**Set task:**
Print the entire listing. Each line must match the original exactly.

**Data entries:**
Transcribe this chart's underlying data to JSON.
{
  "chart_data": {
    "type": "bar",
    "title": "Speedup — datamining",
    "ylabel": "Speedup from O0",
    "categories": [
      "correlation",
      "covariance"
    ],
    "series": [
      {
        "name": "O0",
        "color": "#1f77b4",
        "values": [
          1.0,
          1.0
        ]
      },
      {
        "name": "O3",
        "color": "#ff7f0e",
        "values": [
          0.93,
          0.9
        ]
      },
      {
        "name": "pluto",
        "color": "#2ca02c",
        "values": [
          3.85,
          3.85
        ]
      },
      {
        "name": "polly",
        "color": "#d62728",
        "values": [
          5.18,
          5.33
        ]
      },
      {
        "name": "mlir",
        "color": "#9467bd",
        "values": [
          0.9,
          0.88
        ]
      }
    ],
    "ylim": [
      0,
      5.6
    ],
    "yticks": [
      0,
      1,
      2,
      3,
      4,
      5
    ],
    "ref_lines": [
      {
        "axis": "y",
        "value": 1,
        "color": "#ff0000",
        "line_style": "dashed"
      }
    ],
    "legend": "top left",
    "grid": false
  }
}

**Solution below:**
Transcribe this chart's underlying data to JSON.
{
  "chart_data": {
    "type": "bar",
    "title": "Speedup — datamining",
    "ylabel": "Speedup from O0",
    "categories": [
      "correlation",
      "covariance"
    ],
    "series": [
      {
        "name": "O0",
        "color": "#1f77b4",
        "values": [
          1.0,
          1.0
        ]
      },
      {
        "name": "O3",
        "color": "#ff7f0e",
        "values": [
          0.93,
          0.9
        ]
      },
      {
        "name": "pluto",
        "color": "#2ca02c",
        "values": [
          3.85,
          3.85
        ]
      },
      {
        "name": "polly",
        "color": "#d62728",
        "values": [
          5.18,
          5.33
        ]
      },
      {
        "name": "mlir",
        "color": "#9467bd",
        "values": [
          0.9,
          0.88
        ]
      }
    ],
    "ylim": [
      0,
      5.6
    ],
    "yticks": [
      0,
      1,
      2,
      3,
      4,
      5
    ],
    "ref_lines": [
      {
        "axis": "y",
        "value": 1,
        "color": "#ff0000",
        "line_style": "dashed"
      }
    ],
    "legend": "top left",
    "grid": false
  }
}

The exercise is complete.